Objective | Print the listing below in its entirety, character for character.

Data listing |
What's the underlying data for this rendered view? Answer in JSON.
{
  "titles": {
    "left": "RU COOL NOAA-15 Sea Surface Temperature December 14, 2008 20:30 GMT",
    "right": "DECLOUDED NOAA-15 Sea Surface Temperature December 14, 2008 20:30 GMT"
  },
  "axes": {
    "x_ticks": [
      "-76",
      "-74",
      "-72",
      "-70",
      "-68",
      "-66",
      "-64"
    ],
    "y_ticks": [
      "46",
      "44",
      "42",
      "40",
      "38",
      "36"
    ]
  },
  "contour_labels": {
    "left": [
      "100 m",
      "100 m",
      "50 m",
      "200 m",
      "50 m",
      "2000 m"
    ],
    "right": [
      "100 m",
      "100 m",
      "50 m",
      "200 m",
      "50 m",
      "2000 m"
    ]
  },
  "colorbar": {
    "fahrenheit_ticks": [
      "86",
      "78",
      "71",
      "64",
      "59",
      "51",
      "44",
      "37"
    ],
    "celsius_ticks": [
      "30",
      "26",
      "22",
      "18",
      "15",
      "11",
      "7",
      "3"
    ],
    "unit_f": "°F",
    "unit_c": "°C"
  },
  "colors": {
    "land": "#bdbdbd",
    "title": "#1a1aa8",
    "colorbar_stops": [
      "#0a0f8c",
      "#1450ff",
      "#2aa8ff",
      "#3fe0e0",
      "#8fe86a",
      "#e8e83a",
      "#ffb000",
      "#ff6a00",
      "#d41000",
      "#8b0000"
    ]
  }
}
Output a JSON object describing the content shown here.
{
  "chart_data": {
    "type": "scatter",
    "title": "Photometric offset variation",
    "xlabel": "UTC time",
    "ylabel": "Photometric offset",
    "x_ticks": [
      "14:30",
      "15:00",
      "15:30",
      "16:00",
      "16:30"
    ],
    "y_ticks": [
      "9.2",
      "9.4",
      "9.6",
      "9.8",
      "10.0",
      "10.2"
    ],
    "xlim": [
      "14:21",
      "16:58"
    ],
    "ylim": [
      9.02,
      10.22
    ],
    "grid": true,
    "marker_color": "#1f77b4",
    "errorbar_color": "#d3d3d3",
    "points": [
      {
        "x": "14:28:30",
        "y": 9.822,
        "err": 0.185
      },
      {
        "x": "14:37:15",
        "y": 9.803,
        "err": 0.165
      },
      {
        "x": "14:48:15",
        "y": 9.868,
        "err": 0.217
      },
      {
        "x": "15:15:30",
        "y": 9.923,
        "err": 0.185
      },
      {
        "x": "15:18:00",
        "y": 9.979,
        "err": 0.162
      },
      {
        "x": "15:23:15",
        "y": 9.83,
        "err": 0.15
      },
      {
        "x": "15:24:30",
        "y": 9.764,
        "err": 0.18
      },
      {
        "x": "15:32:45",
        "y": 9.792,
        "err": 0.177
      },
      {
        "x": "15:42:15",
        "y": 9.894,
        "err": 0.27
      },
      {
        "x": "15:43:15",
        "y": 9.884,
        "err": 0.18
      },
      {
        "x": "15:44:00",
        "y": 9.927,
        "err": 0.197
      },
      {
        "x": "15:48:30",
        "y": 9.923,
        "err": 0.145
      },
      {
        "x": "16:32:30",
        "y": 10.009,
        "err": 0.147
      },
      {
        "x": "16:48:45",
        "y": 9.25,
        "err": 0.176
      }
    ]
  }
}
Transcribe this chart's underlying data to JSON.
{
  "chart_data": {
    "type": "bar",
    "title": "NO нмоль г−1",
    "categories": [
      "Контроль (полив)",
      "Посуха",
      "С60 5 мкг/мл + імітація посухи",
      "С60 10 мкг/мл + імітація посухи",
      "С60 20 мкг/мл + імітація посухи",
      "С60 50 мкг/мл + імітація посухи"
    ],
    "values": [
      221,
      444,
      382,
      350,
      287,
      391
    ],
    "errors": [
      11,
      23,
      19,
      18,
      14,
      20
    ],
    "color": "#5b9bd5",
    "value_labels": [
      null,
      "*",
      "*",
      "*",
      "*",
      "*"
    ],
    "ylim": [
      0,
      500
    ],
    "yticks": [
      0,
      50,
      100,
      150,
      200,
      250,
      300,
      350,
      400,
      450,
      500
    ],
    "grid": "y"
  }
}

Solution to this task |
What's the underlying data for this rendered view? Answer in JSON.
{
  "titles": {
    "left": "RU COOL NOAA-15 Sea Surface Temperature December 14, 2008 20:30 GMT",
    "right": "DECLOUDED NOAA-15 Sea Surface Temperature December 14, 2008 20:30 GMT"
  },
  "axes": {
    "x_ticks": [
      "-76",
      "-74",
      "-72",
      "-70",
      "-68",
      "-66",
      "-64"
    ],
    "y_ticks": [
      "46",
      "44",
      "42",
      "40",
      "38",
      "36"
    ]
  },
  "contour_labels": {
    "left": [
      "100 m",
      "100 m",
      "50 m",
      "200 m",
      "50 m",
      "2000 m"
    ],
    "right": [
      "100 m",
      "100 m",
      "50 m",
      "200 m",
      "50 m",
      "2000 m"
    ]
  },
  "colorbar": {
    "fahrenheit_ticks": [
      "86",
      "78",
      "71",
      "64",
      "59",
      "51",
      "44",
      "37"
    ],
    "celsius_ticks": [
      "30",
      "26",
      "22",
      "18",
      "15",
      "11",
      "7",
      "3"
    ],
    "unit_f": "°F",
    "unit_c": "°C"
  },
  "colors": {
    "land": "#bdbdbd",
    "title": "#1a1aa8",
    "colorbar_stops": [
      "#0a0f8c",
      "#1450ff",
      "#2aa8ff",
      "#3fe0e0",
      "#8fe86a",
      "#e8e83a",
      "#ffb000",
      "#ff6a00",
      "#d41000",
      "#8b0000"
    ]
  }
}
Output a JSON object describing the content shown here.
{
  "chart_data": {
    "type": "scatter",
    "title": "Photometric offset variation",
    "xlabel": "UTC time",
    "ylabel": "Photometric offset",
    "x_ticks": [
      "14:30",
      "15:00",
      "15:30",
      "16:00",
      "16:30"
    ],
    "y_ticks": [
      "9.2",
      "9.4",
      "9.6",
      "9.8",
      "10.0",
      "10.2"
    ],
    "xlim": [
      "14:21",
      "16:58"
    ],
    "ylim": [
      9.02,
      10.22
    ],
    "grid": true,
    "marker_color": "#1f77b4",
    "errorbar_color": "#d3d3d3",
    "points": [
      {
        "x": "14:28:30",
        "y": 9.822,
        "err": 0.185
      },
      {
        "x": "14:37:15",
        "y": 9.803,
        "err": 0.165
      },
      {
        "x": "14:48:15",
        "y": 9.868,
        "err": 0.217
      },
      {
        "x": "15:15:30",
        "y": 9.923,
        "err": 0.185
      },
      {
        "x": "15:18:00",
        "y": 9.979,
        "err": 0.162
      },
      {
        "x": "15:23:15",
        "y": 9.83,
        "err": 0.15
      },
      {
        "x": "15:24:30",
        "y": 9.764,
        "err": 0.18
      },
      {
        "x": "15:32:45",
        "y": 9.792,
        "err": 0.177
      },
      {
        "x": "15:42:15",
        "y": 9.894,
        "err": 0.27
      },
      {
        "x": "15:43:15",
        "y": 9.884,
        "err": 0.18
      },
      {
        "x": "15:44:00",
        "y": 9.927,
        "err": 0.197
      },
      {
        "x": "15:48:30",
        "y": 9.923,
        "err": 0.145
      },
      {
        "x": "16:32:30",
        "y": 10.009,
        "err": 0.147
      },
      {
        "x": "16:48:45",
        "y": 9.25,
        "err": 0.176
      }
    ]
  }
}
Transcribe this chart's underlying data to JSON.
{
  "chart_data": {
    "type": "bar",
    "title": "NO нмоль г−1",
    "categories": [
      "Контроль (полив)",
      "Посуха",
      "С60 5 мкг/мл + імітація посухи",
      "С60 10 мкг/мл + імітація посухи",
      "С60 20 мкг/мл + імітація посухи",
      "С60 50 мкг/мл + імітація посухи"
    ],
    "values": [
      221,
      444,
      382,
      350,
      287,
      391
    ],
    "errors": [
      11,
      23,
      19,
      18,
      14,
      20
    ],
    "color": "#5b9bd5",
    "value_labels": [
      null,
      "*",
      "*",
      "*",
      "*",
      "*"
    ],
    "ylim": [
      0,
      500
    ],
    "yticks": [
      0,
      50,
      100,
      150,
      200,
      250,
      300,
      350,
      400,
      450,
      500
    ],
    "grid": "y"
  }
}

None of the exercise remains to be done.